Find out how many lines of the material contain the string "Funds" and give only that figure.

================================

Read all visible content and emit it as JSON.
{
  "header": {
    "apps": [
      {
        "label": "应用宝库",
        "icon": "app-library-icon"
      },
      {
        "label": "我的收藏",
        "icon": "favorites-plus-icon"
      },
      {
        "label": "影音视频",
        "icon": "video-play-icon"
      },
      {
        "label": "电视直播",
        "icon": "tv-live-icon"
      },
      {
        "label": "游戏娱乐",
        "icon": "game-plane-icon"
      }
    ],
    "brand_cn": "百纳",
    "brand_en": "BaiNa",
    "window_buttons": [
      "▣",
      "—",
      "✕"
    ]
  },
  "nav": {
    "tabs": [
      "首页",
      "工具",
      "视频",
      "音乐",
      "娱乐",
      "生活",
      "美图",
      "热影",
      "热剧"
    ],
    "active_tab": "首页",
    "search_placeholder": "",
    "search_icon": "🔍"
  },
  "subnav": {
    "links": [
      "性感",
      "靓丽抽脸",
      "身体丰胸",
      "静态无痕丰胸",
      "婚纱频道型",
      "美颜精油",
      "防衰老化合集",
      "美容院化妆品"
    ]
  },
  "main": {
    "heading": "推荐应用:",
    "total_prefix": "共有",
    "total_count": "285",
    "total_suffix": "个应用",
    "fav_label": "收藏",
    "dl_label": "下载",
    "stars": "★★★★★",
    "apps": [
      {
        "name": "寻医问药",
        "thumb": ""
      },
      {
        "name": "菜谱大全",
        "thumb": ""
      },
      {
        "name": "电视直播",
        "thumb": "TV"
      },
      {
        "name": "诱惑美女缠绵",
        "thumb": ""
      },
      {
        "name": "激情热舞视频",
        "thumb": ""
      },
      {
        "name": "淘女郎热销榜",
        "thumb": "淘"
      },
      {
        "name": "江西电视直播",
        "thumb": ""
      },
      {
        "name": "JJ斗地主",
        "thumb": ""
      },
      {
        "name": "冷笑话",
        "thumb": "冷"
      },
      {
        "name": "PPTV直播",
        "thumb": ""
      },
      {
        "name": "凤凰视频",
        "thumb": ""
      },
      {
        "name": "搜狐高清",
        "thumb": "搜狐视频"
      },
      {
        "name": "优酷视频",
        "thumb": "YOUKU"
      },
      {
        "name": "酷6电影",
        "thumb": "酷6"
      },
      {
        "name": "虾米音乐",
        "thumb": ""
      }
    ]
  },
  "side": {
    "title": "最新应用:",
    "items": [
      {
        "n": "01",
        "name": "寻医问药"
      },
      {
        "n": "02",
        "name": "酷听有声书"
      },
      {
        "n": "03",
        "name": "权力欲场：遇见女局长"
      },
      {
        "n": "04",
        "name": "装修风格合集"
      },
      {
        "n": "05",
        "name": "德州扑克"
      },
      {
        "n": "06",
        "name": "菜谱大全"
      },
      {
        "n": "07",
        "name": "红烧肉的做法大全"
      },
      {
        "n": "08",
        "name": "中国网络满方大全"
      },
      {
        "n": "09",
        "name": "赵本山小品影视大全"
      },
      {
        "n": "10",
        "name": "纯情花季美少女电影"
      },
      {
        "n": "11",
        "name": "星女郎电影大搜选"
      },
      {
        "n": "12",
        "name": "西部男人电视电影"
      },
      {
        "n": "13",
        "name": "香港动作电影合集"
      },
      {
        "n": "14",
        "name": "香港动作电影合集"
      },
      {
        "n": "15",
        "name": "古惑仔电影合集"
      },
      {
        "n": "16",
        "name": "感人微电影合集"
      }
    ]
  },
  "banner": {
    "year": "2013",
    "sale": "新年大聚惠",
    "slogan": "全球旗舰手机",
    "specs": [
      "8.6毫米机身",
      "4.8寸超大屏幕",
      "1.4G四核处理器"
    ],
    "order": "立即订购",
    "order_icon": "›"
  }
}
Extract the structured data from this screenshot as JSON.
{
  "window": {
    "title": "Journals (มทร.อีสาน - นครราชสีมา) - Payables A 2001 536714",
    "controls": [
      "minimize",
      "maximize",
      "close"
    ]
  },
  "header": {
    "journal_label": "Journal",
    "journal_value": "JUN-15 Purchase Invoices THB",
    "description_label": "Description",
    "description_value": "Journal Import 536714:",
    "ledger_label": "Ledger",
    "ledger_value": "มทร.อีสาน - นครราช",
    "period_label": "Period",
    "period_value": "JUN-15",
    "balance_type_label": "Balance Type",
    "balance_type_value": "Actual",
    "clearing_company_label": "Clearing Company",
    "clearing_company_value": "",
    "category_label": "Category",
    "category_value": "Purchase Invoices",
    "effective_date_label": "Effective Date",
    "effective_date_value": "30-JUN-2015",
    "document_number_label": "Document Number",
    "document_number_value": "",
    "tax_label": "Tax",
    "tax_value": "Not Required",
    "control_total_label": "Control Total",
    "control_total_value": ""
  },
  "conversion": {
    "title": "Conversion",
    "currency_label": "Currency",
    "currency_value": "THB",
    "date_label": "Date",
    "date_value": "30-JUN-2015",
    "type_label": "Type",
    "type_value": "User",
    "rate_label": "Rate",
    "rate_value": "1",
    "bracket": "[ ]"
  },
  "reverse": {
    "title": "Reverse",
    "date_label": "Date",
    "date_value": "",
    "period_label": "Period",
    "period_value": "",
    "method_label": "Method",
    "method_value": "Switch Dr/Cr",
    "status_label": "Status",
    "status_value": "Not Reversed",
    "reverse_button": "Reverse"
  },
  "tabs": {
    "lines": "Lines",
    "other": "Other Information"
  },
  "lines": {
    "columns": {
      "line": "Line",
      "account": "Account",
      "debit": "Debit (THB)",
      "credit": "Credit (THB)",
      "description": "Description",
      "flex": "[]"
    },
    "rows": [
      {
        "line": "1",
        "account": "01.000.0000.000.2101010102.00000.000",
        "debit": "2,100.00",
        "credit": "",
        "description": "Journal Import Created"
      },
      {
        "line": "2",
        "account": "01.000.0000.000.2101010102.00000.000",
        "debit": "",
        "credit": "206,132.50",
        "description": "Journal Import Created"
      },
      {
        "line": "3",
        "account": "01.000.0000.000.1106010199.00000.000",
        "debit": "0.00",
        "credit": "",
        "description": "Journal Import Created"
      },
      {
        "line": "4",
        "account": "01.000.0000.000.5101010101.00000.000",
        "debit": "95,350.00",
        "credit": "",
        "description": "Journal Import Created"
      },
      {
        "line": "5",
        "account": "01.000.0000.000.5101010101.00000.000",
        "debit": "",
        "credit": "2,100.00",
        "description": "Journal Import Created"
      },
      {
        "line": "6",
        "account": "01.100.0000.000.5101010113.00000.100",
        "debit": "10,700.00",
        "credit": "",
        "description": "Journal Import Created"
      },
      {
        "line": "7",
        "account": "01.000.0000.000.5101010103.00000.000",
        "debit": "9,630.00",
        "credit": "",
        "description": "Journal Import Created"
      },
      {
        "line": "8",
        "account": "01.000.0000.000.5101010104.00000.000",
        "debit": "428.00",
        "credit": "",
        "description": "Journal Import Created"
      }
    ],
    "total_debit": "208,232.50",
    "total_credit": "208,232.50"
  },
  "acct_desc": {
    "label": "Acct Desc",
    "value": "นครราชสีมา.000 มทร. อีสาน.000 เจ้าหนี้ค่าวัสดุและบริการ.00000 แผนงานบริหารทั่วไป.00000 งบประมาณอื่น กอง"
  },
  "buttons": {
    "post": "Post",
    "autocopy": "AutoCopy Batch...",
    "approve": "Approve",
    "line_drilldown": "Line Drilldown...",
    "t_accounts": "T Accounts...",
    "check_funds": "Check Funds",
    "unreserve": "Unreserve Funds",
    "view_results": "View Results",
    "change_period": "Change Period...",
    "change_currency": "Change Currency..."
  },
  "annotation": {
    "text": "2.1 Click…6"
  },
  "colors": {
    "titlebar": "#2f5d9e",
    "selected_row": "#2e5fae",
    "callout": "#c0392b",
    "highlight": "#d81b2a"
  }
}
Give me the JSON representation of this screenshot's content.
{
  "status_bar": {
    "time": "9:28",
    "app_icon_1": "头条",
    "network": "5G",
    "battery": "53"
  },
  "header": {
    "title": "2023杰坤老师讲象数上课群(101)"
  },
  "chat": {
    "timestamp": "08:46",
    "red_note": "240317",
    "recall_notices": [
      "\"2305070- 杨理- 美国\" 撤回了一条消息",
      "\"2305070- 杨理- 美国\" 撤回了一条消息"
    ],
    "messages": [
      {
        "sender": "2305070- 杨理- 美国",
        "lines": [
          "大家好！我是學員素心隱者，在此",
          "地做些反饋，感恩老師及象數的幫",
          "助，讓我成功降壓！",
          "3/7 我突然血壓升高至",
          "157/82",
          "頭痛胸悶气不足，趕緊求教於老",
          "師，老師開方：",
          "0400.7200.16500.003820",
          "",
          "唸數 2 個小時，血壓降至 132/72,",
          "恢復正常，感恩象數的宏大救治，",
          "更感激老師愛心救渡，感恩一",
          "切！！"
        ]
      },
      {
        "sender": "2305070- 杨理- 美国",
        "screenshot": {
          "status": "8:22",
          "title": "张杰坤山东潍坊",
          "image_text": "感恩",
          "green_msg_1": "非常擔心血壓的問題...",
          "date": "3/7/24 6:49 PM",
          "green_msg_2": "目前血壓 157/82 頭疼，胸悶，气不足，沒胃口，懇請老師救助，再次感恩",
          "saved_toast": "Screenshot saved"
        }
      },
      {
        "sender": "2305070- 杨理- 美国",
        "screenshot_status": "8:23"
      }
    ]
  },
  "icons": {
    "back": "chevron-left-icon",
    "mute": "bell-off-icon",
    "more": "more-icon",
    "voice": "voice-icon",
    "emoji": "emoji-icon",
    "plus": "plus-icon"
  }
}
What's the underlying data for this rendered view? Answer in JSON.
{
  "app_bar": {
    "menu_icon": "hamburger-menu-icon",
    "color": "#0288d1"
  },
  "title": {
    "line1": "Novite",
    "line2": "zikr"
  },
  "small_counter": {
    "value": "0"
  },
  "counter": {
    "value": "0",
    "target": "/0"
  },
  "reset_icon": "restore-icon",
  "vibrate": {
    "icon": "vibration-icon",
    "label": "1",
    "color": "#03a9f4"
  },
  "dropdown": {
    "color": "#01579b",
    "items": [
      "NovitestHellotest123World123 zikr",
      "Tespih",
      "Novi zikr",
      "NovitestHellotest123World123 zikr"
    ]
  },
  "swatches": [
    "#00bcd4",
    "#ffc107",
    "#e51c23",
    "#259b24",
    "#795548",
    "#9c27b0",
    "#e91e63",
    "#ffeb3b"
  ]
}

================================

— Task answer —
2